# Start of Records to use
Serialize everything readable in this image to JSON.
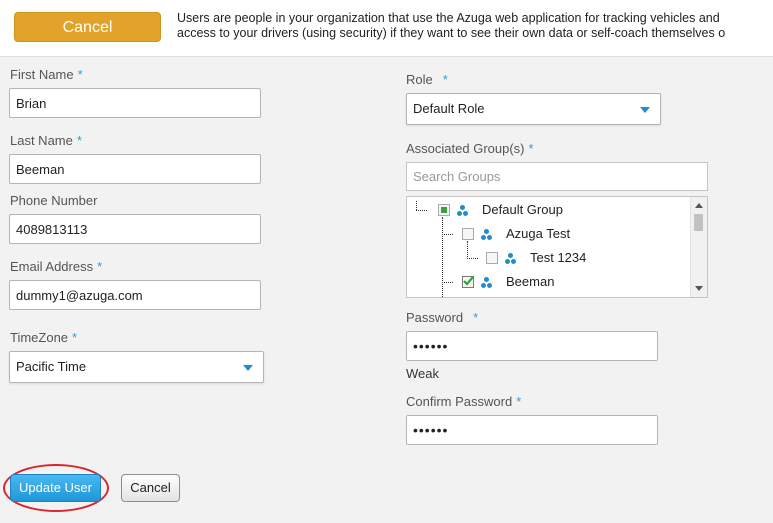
{
  "header": {
    "cancel_label": "Cancel",
    "description_line1": "Users are people in your organization that use the Azuga web application for tracking vehicles and",
    "description_line2": "access to your drivers (using security) if they want to see their own data or self-coach themselves o"
  },
  "required_marker": "*",
  "form": {
    "first_name": {
      "label": "First Name",
      "value": "Brian"
    },
    "last_name": {
      "label": "Last Name",
      "value": "Beeman"
    },
    "phone": {
      "label": "Phone Number",
      "value": "4089813113"
    },
    "email": {
      "label": "Email Address",
      "value": "dummy1@azuga.com"
    },
    "timezone": {
      "label": "TimeZone",
      "value": "Pacific Time"
    },
    "role": {
      "label": "Role",
      "value": "Default Role"
    },
    "groups": {
      "label": "Associated Group(s)",
      "search_placeholder": "Search Groups",
      "items": [
        {
          "label": "Default Group",
          "state": "partial"
        },
        {
          "label": "Azuga Test",
          "state": "unchecked"
        },
        {
          "label": "Test 1234",
          "state": "unchecked"
        },
        {
          "label": "Beeman",
          "state": "checked"
        }
      ]
    },
    "password": {
      "label": "Password",
      "value": "••••••",
      "strength": "Weak"
    },
    "confirm_password": {
      "label": "Confirm Password",
      "value": "••••••"
    }
  },
  "footer": {
    "update_label": "Update User",
    "cancel_label": "Cancel"
  },
  "colors": {
    "accent": "#29a0d6",
    "cancel_top": "#e3a32a",
    "highlight": "#d9262c",
    "check": "#3aa03a"
  }
}
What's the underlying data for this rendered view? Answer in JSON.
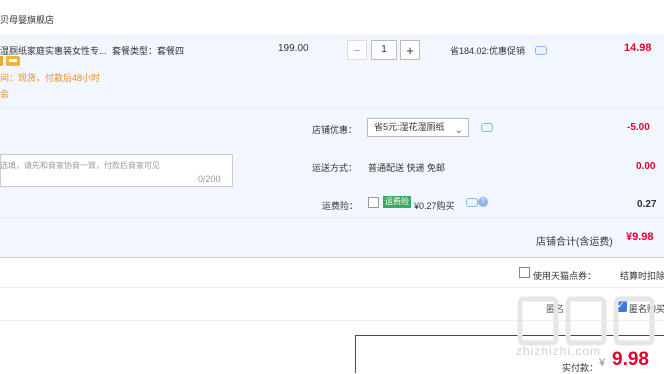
# End of Records to use
> _Exercise_
Using the listing, collect all lines in which the string "Default" is found.

> _Answer for this exercise_
      "value": "Default Role"
          "label": "Default Group",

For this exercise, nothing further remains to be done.